Dataset excerpt
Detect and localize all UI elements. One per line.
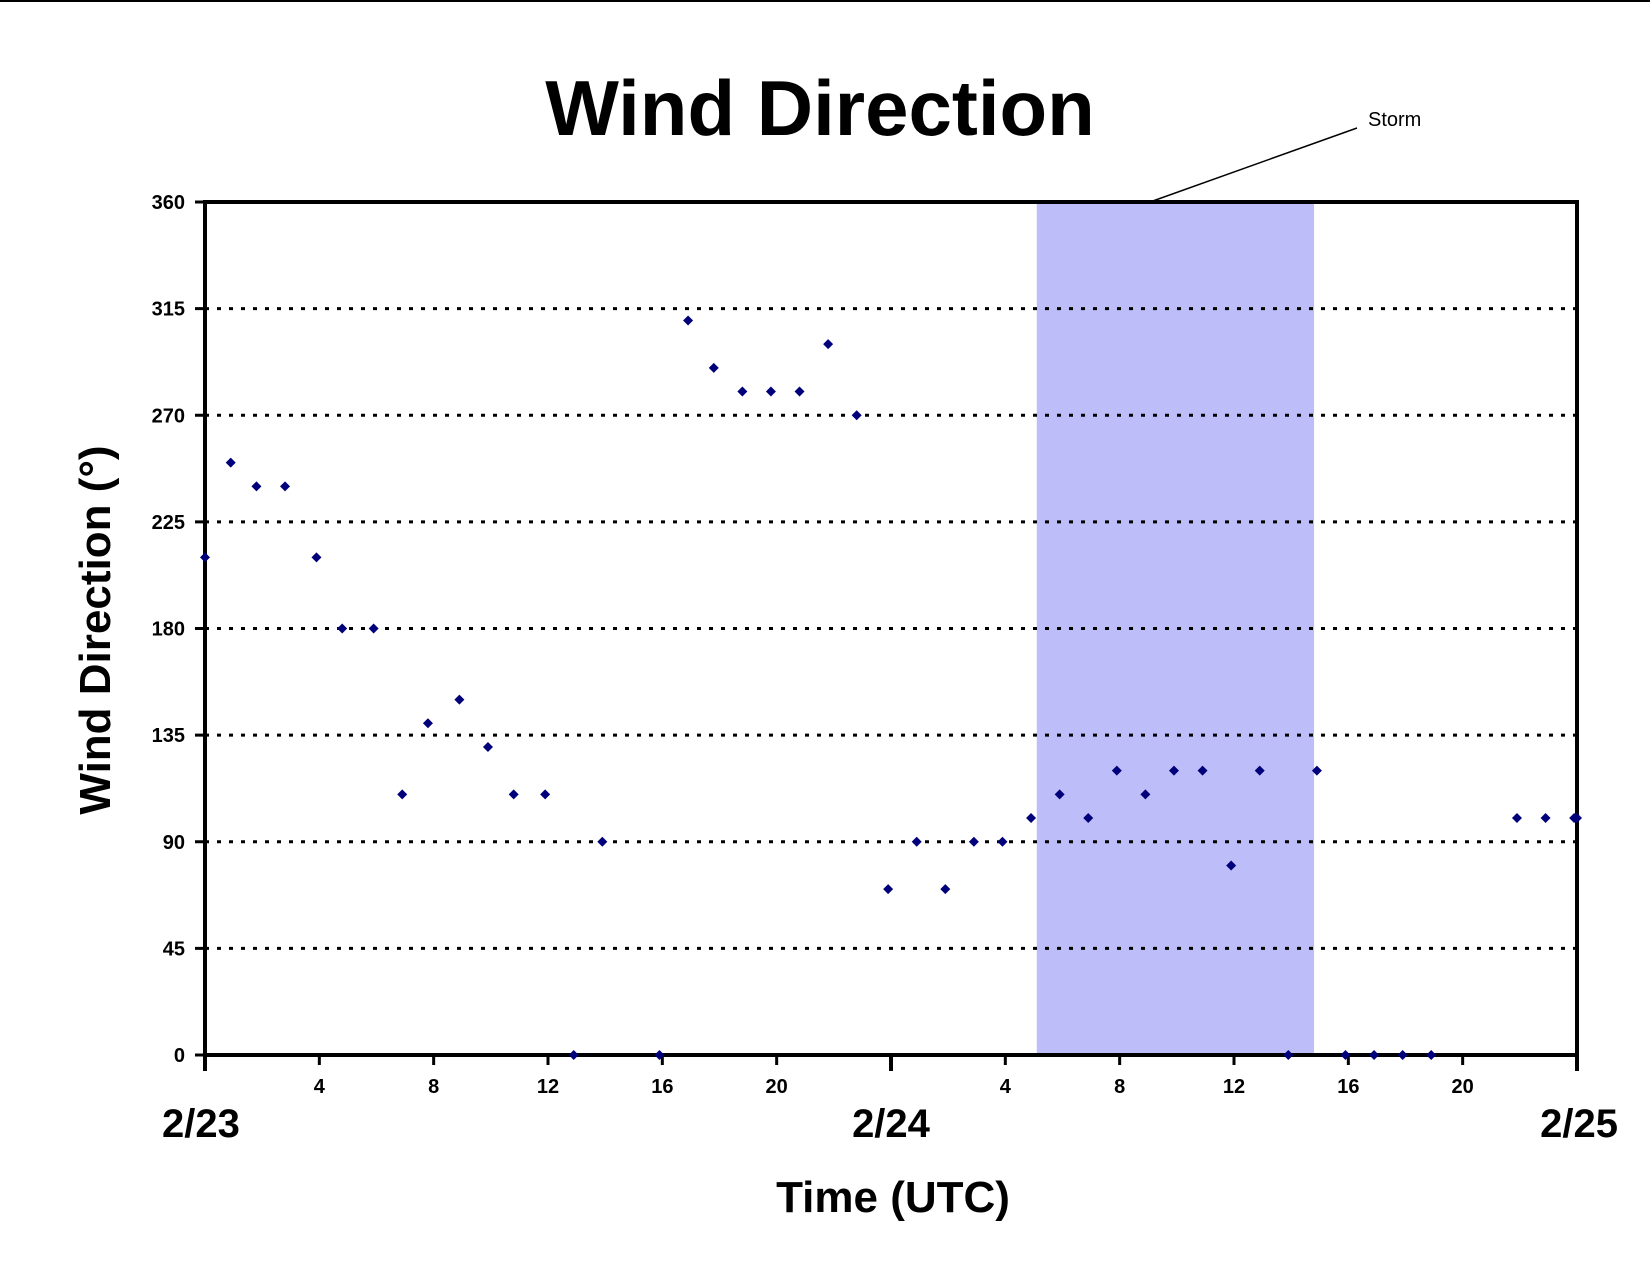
data-point <box>1426 1050 1437 1060</box>
data-point <box>1140 789 1151 800</box>
data-point <box>708 362 719 373</box>
storm-shaded-region <box>1036 202 1315 1055</box>
x-tick-label: 8 <box>1114 1076 1125 1098</box>
data-point <box>454 694 465 705</box>
x-tick-label: 16 <box>651 1076 673 1098</box>
x-tick-label: 16 <box>1337 1076 1359 1098</box>
data-point <box>823 339 834 350</box>
data-point <box>1111 765 1122 776</box>
data-point <box>508 789 519 800</box>
data-point <box>1197 765 1208 776</box>
data-point <box>940 884 951 895</box>
data-point <box>1340 1050 1351 1060</box>
data-point <box>1397 1050 1408 1060</box>
data-point <box>368 623 379 634</box>
data-point <box>1572 813 1582 824</box>
y-tick-label-45: 45 <box>163 938 185 960</box>
data-point <box>683 315 694 326</box>
date-label: 2/24 <box>852 1102 931 1146</box>
data-point <box>311 552 322 563</box>
y-tick-label-360: 360 <box>152 192 185 214</box>
data-point <box>1369 1050 1380 1060</box>
data-point <box>1540 813 1551 824</box>
y-tick-label-90: 90 <box>163 832 185 854</box>
y-tick-label-135: 135 <box>152 725 185 747</box>
x-axis-label: Time (UTC) <box>776 1173 1010 1222</box>
x-tick-label: 20 <box>1452 1076 1474 1098</box>
data-point <box>851 410 862 421</box>
data-point <box>737 386 748 397</box>
data-point <box>997 836 1008 847</box>
data-point <box>540 789 551 800</box>
data-point <box>225 457 236 468</box>
data-point <box>1054 789 1065 800</box>
data-point <box>280 481 291 492</box>
chart-title: Wind Direction <box>545 64 1095 152</box>
data-point <box>1168 765 1179 776</box>
data-point <box>568 1050 579 1060</box>
x-tick-label: 4 <box>314 1076 326 1098</box>
data-point <box>422 718 433 729</box>
data-point <box>765 386 776 397</box>
data-point <box>482 741 493 752</box>
x-tick-label: 12 <box>1223 1076 1245 1098</box>
y-tick-label-0: 0 <box>174 1045 185 1067</box>
data-point <box>1511 813 1522 824</box>
y-tick-label-180: 180 <box>152 619 185 641</box>
y-tick-label-315: 315 <box>152 299 185 321</box>
data-point <box>1254 765 1265 776</box>
x-tick-label: 4 <box>1000 1076 1012 1098</box>
y-axis-label: Wind Direction (°) <box>71 445 120 814</box>
data-point <box>654 1050 665 1060</box>
date-label: 2/25 <box>1540 1102 1618 1146</box>
data-point <box>200 552 210 563</box>
data-point <box>911 836 922 847</box>
data-point <box>968 836 979 847</box>
date-label: 2/23 <box>162 1102 240 1146</box>
x-tick-label: 20 <box>766 1076 788 1098</box>
data-point <box>883 884 894 895</box>
data-point <box>1083 813 1094 824</box>
data-point <box>337 623 348 634</box>
data-point <box>1311 765 1322 776</box>
x-tick-label: 12 <box>537 1076 559 1098</box>
data-point <box>251 481 262 492</box>
data-point <box>794 386 805 397</box>
data-point <box>1226 860 1237 871</box>
storm-annotation-label: Storm <box>1368 109 1421 131</box>
y-tick-label-225: 225 <box>152 512 185 534</box>
x-tick-label: 8 <box>428 1076 439 1098</box>
data-point <box>597 836 608 847</box>
data-point <box>397 789 408 800</box>
storm-annotation-leader <box>1149 127 1358 203</box>
data-point <box>1283 1050 1294 1060</box>
data-point <box>1026 813 1037 824</box>
y-tick-label-270: 270 <box>152 405 185 427</box>
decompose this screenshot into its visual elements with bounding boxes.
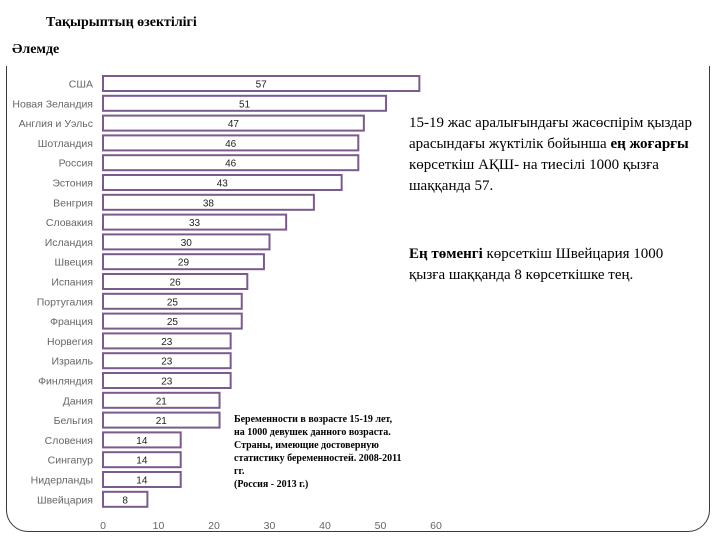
caption-line: на 1000 девушек данного возраста. (234, 427, 391, 438)
data-label: 14 (136, 456, 148, 467)
bar (102, 94, 388, 112)
bar (102, 292, 243, 310)
bar (102, 233, 271, 251)
category-label: Франция (50, 316, 93, 328)
category-label: Бельгия (54, 415, 93, 427)
category-label: Венгрия (53, 197, 93, 209)
x-tick-label: 40 (319, 520, 331, 532)
category-label: Португалия (37, 296, 93, 308)
lowest-rate-paragraph: Ең төменгі көрсеткіш Швейцария 1000 қызғ… (409, 244, 694, 286)
category-label: США (69, 79, 93, 91)
category-label: Англия и Уэльс (19, 118, 93, 130)
category-label: Испания (51, 277, 93, 289)
category-label: Эстония (52, 178, 93, 190)
caption-line: гг. (234, 466, 245, 477)
data-label: 14 (136, 476, 148, 487)
bar (102, 431, 182, 449)
caption-line: (Россия - 2013 г.) (234, 479, 309, 490)
data-label: 26 (170, 278, 182, 289)
category-label: Исландия (45, 237, 93, 249)
bar (102, 312, 243, 330)
x-tick-label: 30 (264, 520, 276, 532)
data-label: 23 (161, 357, 173, 368)
bar (102, 75, 421, 92)
para1-text-end: көрсеткіш АҚШ- на тиесілі 1000 қызға шақ… (409, 157, 659, 194)
data-label: 23 (161, 337, 173, 348)
category-label: Финляндия (38, 376, 93, 388)
data-label: 33 (189, 218, 201, 229)
category-label: Словения (45, 435, 93, 447)
bar (102, 411, 221, 429)
category-label: Швеция (55, 257, 94, 269)
x-tick-label: 20 (208, 520, 220, 532)
bar (102, 352, 232, 370)
category-label: Швейцария (37, 494, 93, 506)
category-label: Шотландия (38, 138, 93, 150)
data-label: 51 (239, 99, 251, 110)
x-tick-label: 50 (375, 520, 387, 532)
bar (102, 134, 360, 152)
data-label: 25 (167, 297, 179, 308)
data-label: 46 (225, 159, 237, 170)
category-label: Новая Зеландия (12, 98, 93, 110)
bar (102, 253, 265, 271)
bar (102, 193, 315, 211)
x-tick-label: 60 (430, 520, 442, 532)
category-label: Нидерланды (31, 475, 93, 487)
data-label: 25 (167, 317, 179, 328)
data-label: 21 (156, 416, 168, 427)
category-label: Дания (63, 395, 93, 407)
data-label: 21 (156, 396, 168, 407)
data-label: 43 (217, 179, 229, 190)
category-label: Израиль (51, 356, 93, 368)
data-label: 14 (136, 436, 148, 447)
bar (102, 174, 343, 191)
para2-text: көрсеткіш Швейцария 1000 қызға шаққанда … (409, 246, 664, 283)
data-label: 47 (228, 119, 240, 130)
caption-line: Страны, имеющие достоверную (234, 440, 379, 451)
bar (102, 332, 232, 350)
para1-text: 15-19 жас аралығындағы жасөспірім қыздар… (409, 115, 692, 152)
bar (102, 471, 182, 488)
data-label: 29 (178, 258, 190, 269)
bar (102, 273, 249, 290)
data-label: 38 (203, 198, 215, 209)
data-label: 46 (225, 139, 237, 150)
data-label: 57 (256, 80, 268, 91)
caption-line: статистику беременностей. 2008-2011 (234, 453, 402, 464)
bar (102, 391, 221, 409)
bar (102, 154, 360, 172)
category-label: Россия (59, 158, 93, 170)
category-label: Сингапур (48, 455, 94, 467)
header-band (0, 0, 720, 66)
bar (102, 213, 288, 231)
slide-title: Тақырыптың өзектілігі (46, 15, 197, 30)
highest-rate-paragraph: 15-19 жас аралығындағы жасөспірім қыздар… (409, 113, 694, 197)
category-label: Словакия (46, 217, 93, 229)
data-label: 30 (181, 238, 193, 249)
bar-chart: США 57 Новая Зеландия 51 Англия и Уэльс 47 Шот… (12, 75, 442, 532)
data-label: 8 (122, 495, 128, 506)
x-tick-label: 10 (153, 520, 165, 532)
chart-caption: Беременности в возрасте 15-19 лет, на 10… (234, 413, 449, 491)
data-label: 23 (161, 377, 173, 388)
bar (102, 451, 182, 469)
bar (102, 490, 149, 508)
slide-subtitle: Әлемде (12, 42, 60, 57)
caption-line: Беременности в возрасте 15-19 лет, (234, 414, 393, 425)
para2-bold: Ең төменгі (409, 246, 483, 262)
bar (102, 114, 365, 132)
para1-bold: ең жоғарғы (610, 136, 689, 152)
x-tick-label: 0 (100, 520, 106, 532)
bar (102, 372, 232, 389)
category-label: Норвегия (47, 336, 93, 348)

*Problem requirements:*
Copy the lines of the material, starting with the line containing "caption-line: на 1000" and continuing through the line containing "data-label: 14 (136, 476, 148, 487)".

*The answer:*
caption-line: на 1000 девушек данного возраста. (234, 427, 391, 438)
data-label: 14 (136, 456, 148, 467)
bar (102, 94, 388, 112)
bar (102, 292, 243, 310)
bar (102, 233, 271, 251)
category-label: Франция (50, 316, 93, 328)
category-label: Бельгия (54, 415, 93, 427)
category-label: Венгрия (53, 197, 93, 209)
x-tick-label: 40 (319, 520, 331, 532)
category-label: Португалия (37, 296, 93, 308)
lowest-rate-paragraph: Ең төменгі көрсеткіш Швейцария 1000 қызғ… (409, 244, 694, 286)
category-label: США (69, 79, 93, 91)
category-label: Англия и Уэльс (19, 118, 93, 130)
category-label: Испания (51, 277, 93, 289)
category-label: Эстония (52, 178, 93, 190)
caption-line: гг. (234, 466, 245, 477)
data-label: 14 (136, 476, 148, 487)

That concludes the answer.